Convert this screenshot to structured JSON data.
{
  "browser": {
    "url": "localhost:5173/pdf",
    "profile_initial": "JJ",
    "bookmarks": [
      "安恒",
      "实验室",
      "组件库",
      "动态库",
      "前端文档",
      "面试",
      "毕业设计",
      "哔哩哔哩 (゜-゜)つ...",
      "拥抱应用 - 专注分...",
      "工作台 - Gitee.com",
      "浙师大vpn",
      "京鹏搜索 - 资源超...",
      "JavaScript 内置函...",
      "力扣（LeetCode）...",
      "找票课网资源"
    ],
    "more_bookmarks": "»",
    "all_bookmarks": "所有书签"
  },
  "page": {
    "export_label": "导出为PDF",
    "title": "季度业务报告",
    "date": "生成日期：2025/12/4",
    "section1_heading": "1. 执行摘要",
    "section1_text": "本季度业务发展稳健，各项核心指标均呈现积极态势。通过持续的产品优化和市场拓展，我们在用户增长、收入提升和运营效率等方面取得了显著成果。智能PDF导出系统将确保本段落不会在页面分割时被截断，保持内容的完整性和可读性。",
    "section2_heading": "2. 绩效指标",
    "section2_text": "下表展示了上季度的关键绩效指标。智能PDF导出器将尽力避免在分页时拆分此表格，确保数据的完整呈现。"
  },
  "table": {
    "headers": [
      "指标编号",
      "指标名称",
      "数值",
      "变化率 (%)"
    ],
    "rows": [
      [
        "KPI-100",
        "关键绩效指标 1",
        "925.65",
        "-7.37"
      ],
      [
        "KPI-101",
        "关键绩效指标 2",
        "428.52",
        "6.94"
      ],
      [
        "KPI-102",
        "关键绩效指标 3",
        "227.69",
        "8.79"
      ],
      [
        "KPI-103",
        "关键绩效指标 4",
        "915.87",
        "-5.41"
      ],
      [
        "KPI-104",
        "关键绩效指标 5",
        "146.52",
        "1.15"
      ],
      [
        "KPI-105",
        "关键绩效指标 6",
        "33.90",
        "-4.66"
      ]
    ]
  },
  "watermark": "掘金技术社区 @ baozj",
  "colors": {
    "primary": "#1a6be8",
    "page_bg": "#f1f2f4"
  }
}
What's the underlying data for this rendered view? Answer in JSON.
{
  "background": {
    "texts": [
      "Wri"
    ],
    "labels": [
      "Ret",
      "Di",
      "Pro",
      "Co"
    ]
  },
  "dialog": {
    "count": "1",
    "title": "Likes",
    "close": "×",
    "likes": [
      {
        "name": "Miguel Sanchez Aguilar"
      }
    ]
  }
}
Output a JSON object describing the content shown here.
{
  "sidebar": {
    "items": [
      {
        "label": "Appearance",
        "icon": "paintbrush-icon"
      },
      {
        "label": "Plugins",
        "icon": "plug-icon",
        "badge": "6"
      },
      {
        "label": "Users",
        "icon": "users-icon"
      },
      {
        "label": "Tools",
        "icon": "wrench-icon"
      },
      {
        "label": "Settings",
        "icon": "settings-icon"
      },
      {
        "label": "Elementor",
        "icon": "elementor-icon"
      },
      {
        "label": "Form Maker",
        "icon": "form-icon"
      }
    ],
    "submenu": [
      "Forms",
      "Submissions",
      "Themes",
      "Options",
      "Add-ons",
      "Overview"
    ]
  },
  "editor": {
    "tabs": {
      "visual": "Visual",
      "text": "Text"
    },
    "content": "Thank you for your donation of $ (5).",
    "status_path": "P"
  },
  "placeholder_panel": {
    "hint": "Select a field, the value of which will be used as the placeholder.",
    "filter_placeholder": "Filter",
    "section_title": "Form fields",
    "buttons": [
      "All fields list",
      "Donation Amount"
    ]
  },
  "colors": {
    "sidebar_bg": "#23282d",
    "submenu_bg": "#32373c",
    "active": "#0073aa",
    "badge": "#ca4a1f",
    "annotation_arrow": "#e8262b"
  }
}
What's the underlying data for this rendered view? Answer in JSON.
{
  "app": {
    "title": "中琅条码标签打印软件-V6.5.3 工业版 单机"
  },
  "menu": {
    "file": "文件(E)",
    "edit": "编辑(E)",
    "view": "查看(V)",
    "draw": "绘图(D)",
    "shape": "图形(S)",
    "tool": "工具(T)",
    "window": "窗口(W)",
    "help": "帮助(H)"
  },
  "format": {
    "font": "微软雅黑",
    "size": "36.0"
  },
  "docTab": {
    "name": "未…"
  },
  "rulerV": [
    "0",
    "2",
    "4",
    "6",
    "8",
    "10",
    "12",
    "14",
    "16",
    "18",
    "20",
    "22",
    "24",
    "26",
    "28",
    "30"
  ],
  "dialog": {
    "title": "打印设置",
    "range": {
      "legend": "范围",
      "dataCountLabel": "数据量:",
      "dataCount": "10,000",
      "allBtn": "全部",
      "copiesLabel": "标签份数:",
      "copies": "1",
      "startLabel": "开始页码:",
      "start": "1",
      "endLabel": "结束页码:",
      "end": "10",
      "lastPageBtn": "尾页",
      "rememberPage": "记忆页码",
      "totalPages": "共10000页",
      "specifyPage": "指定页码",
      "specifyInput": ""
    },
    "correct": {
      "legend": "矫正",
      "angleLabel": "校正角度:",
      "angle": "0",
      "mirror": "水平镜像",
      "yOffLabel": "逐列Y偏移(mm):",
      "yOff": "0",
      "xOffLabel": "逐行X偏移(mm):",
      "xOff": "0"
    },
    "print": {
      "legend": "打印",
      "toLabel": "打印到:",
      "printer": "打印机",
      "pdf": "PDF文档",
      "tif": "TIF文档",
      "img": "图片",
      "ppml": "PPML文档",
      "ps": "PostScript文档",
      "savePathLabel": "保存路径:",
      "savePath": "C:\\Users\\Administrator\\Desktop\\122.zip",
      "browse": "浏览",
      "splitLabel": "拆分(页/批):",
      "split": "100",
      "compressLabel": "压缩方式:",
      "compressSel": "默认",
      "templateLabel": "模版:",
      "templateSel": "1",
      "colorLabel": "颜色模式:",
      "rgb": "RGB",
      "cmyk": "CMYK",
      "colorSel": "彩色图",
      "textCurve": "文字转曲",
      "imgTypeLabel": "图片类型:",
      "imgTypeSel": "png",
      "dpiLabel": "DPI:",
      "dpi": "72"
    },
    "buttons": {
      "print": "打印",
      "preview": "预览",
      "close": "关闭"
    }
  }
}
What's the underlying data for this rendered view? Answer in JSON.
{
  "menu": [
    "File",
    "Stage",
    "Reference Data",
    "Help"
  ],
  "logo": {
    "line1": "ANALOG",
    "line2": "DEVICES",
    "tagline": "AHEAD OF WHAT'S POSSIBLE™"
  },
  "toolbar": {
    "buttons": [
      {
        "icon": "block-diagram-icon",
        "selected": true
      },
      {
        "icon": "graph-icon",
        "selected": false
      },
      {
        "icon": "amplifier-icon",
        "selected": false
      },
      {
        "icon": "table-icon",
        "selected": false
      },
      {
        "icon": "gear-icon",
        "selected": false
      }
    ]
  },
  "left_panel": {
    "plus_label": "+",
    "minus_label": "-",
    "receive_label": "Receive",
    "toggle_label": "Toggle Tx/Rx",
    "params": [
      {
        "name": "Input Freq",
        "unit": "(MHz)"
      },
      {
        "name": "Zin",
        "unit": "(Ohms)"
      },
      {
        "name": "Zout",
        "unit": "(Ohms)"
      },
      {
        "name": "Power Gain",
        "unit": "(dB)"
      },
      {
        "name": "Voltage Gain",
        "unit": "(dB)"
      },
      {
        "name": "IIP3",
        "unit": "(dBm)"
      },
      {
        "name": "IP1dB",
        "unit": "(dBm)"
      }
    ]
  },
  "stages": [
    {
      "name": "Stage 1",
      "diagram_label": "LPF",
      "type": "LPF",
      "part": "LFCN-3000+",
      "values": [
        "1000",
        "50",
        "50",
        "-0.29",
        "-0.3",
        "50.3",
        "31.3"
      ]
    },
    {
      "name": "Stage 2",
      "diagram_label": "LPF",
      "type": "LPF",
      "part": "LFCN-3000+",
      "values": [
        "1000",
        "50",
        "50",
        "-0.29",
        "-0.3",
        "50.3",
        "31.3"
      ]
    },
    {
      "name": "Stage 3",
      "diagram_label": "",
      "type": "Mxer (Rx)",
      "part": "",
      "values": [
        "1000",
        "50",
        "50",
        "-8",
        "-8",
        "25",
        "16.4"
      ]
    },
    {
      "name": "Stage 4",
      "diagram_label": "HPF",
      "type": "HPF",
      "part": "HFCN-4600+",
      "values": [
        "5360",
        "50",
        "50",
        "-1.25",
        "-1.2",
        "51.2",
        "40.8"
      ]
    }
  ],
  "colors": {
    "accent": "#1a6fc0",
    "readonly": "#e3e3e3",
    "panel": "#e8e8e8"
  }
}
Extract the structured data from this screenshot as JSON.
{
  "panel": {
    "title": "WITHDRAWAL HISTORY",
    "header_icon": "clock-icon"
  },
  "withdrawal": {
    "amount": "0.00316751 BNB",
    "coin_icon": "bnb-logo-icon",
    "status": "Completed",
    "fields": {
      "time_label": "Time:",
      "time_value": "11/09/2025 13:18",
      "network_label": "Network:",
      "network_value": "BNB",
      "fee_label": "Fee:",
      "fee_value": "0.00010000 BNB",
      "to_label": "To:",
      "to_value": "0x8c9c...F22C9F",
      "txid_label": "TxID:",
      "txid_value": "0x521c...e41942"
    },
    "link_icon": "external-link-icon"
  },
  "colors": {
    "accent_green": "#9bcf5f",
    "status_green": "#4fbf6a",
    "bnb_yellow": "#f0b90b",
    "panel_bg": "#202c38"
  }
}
-*-
▸ What to work on
Take the line holding "Extract the structured" and all lines after it through the end of the data, and set them down exactly.

▸ Written response
Extract the structured data from this screenshot as JSON.
{
  "panel": {
    "title": "WITHDRAWAL HISTORY",
    "header_icon": "clock-icon"
  },
  "withdrawal": {
    "amount": "0.00316751 BNB",
    "coin_icon": "bnb-logo-icon",
    "status": "Completed",
    "fields": {
      "time_label": "Time:",
      "time_value": "11/09/2025 13:18",
      "network_label": "Network:",
      "network_value": "BNB",
      "fee_label": "Fee:",
      "fee_value": "0.00010000 BNB",
      "to_label": "To:",
      "to_value": "0x8c9c...F22C9F",
      "txid_label": "TxID:",
      "txid_value": "0x521c...e41942"
    },
    "link_icon": "external-link-icon"
  },
  "colors": {
    "accent_green": "#9bcf5f",
    "status_green": "#4fbf6a",
    "bnb_yellow": "#f0b90b",
    "panel_bg": "#202c38"
  }
}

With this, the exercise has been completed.